**GIVEN REQUEST**
Each entry below must be repeated exactly, with pictures left out.

**SUPPLIED ENTRIES**
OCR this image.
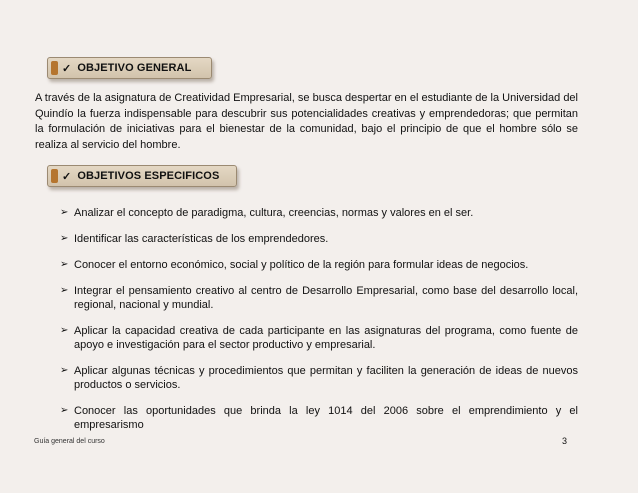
✓ OBJETIVO GENERAL

A través de la asignatura de Creatividad Empresarial, se busca despertar en el estudiante de la Universidad del Quindío la fuerza indispensable para descubrir sus potencialidades creativas y emprendedoras; que permitan la formulación de iniciativas para el bienestar de la comunidad, bajo el principio de que el hombre sólo se realiza al servicio del hombre.

✓ OBJETIVOS ESPECIFICOS
➢ Analizar el concepto de paradigma, cultura, creencias, normas y valores en el ser.
➢ Identificar las características de los emprendedores.
➢ Conocer el entorno económico, social y político de la región para formular ideas de negocios.
➢ Integrar el pensamiento creativo al centro de Desarrollo Empresarial, como base del desarrollo local, regional, nacional y mundial.
➢ Aplicar la capacidad creativa de cada participante en las asignaturas del programa, como fuente de apoyo e investigación para el sector productivo y empresarial.
➢ Aplicar algunas técnicas y procedimientos que permitan y faciliten la generación de ideas de nuevos productos o servicios.
➢ Conocer las oportunidades que brinda la ley 1014 del 2006 sobre el emprendimiento y el empresarismo
Guía general del curso	3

**EXERCISE RESPONSE**
OCR this image.
✓ OBJETIVO GENERAL

A través de la asignatura de Creatividad Empresarial, se busca despertar en el estudiante de la Universidad del Quindío la fuerza indispensable para descubrir sus potencialidades creativas y emprendedoras; que permitan la formulación de iniciativas para el bienestar de la comunidad, bajo el principio de que el hombre sólo se realiza al servicio del hombre.

✓ OBJETIVOS ESPECIFICOS
➢ Analizar el concepto de paradigma, cultura, creencias, normas y valores en el ser.
➢ Identificar las características de los emprendedores.
➢ Conocer el entorno económico, social y político de la región para formular ideas de negocios.
➢ Integrar el pensamiento creativo al centro de Desarrollo Empresarial, como base del desarrollo local, regional, nacional y mundial.
➢ Aplicar la capacidad creativa de cada participante en las asignaturas del programa, como fuente de apoyo e investigación para el sector productivo y empresarial.
➢ Aplicar algunas técnicas y procedimientos que permitan y faciliten la generación de ideas de nuevos productos o servicios.
➢ Conocer las oportunidades que brinda la ley 1014 del 2006 sobre el emprendimiento y el empresarismo
Guía general del curso	3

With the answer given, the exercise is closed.